Exercise prompt — Extract every line below, verbatim.

Dataset records —

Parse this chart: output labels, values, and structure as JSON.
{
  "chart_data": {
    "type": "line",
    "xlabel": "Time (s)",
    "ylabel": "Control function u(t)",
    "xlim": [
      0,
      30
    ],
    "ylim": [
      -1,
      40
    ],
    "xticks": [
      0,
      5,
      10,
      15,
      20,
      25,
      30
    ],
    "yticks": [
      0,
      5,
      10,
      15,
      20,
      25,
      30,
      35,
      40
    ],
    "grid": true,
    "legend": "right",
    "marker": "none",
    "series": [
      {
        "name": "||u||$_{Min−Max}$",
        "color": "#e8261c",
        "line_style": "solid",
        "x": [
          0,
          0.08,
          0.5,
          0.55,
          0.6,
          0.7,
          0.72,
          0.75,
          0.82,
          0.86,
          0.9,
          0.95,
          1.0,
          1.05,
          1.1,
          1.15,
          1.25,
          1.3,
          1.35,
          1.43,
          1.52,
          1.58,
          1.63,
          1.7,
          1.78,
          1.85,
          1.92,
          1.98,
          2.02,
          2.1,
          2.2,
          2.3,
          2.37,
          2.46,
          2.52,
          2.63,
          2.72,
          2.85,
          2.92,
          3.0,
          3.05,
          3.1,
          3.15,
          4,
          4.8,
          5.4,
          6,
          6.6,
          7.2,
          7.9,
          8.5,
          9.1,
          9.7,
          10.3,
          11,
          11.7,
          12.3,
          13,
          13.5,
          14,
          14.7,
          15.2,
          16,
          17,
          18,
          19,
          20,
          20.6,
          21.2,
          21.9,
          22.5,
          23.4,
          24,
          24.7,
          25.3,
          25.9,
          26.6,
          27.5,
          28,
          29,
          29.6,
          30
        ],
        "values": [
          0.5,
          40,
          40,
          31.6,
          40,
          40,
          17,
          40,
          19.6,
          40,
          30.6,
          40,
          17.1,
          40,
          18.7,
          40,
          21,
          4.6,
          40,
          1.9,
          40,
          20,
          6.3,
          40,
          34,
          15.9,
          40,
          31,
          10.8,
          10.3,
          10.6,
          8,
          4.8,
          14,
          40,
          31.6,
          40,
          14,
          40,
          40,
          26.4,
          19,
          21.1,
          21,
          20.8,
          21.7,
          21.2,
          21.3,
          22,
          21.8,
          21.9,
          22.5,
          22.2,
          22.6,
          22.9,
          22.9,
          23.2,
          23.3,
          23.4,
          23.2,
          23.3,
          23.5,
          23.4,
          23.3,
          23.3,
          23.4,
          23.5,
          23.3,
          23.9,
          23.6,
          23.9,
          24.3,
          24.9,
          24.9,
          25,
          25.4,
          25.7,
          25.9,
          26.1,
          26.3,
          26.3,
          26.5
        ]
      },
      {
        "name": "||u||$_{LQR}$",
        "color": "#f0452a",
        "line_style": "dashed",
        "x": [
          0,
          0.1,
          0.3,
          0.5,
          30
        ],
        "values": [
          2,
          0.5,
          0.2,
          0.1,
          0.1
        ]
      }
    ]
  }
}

Problem solution —
Parse this chart: output labels, values, and structure as JSON.
{
  "chart_data": {
    "type": "line",
    "xlabel": "Time (s)",
    "ylabel": "Control function u(t)",
    "xlim": [
      0,
      30
    ],
    "ylim": [
      -1,
      40
    ],
    "xticks": [
      0,
      5,
      10,
      15,
      20,
      25,
      30
    ],
    "yticks": [
      0,
      5,
      10,
      15,
      20,
      25,
      30,
      35,
      40
    ],
    "grid": true,
    "legend": "right",
    "marker": "none",
    "series": [
      {
        "name": "||u||$_{Min−Max}$",
        "color": "#e8261c",
        "line_style": "solid",
        "x": [
          0,
          0.08,
          0.5,
          0.55,
          0.6,
          0.7,
          0.72,
          0.75,
          0.82,
          0.86,
          0.9,
          0.95,
          1.0,
          1.05,
          1.1,
          1.15,
          1.25,
          1.3,
          1.35,
          1.43,
          1.52,
          1.58,
          1.63,
          1.7,
          1.78,
          1.85,
          1.92,
          1.98,
          2.02,
          2.1,
          2.2,
          2.3,
          2.37,
          2.46,
          2.52,
          2.63,
          2.72,
          2.85,
          2.92,
          3.0,
          3.05,
          3.1,
          3.15,
          4,
          4.8,
          5.4,
          6,
          6.6,
          7.2,
          7.9,
          8.5,
          9.1,
          9.7,
          10.3,
          11,
          11.7,
          12.3,
          13,
          13.5,
          14,
          14.7,
          15.2,
          16,
          17,
          18,
          19,
          20,
          20.6,
          21.2,
          21.9,
          22.5,
          23.4,
          24,
          24.7,
          25.3,
          25.9,
          26.6,
          27.5,
          28,
          29,
          29.6,
          30
        ],
        "values": [
          0.5,
          40,
          40,
          31.6,
          40,
          40,
          17,
          40,
          19.6,
          40,
          30.6,
          40,
          17.1,
          40,
          18.7,
          40,
          21,
          4.6,
          40,
          1.9,
          40,
          20,
          6.3,
          40,
          34,
          15.9,
          40,
          31,
          10.8,
          10.3,
          10.6,
          8,
          4.8,
          14,
          40,
          31.6,
          40,
          14,
          40,
          40,
          26.4,
          19,
          21.1,
          21,
          20.8,
          21.7,
          21.2,
          21.3,
          22,
          21.8,
          21.9,
          22.5,
          22.2,
          22.6,
          22.9,
          22.9,
          23.2,
          23.3,
          23.4,
          23.2,
          23.3,
          23.5,
          23.4,
          23.3,
          23.3,
          23.4,
          23.5,
          23.3,
          23.9,
          23.6,
          23.9,
          24.3,
          24.9,
          24.9,
          25,
          25.4,
          25.7,
          25.9,
          26.1,
          26.3,
          26.3,
          26.5
        ]
      },
      {
        "name": "||u||$_{LQR}$",
        "color": "#f0452a",
        "line_style": "dashed",
        "x": [
          0,
          0.1,
          0.3,
          0.5,
          30
        ],
        "values": [
          2,
          0.5,
          0.2,
          0.1,
          0.1
        ]
      }
    ]
  }
}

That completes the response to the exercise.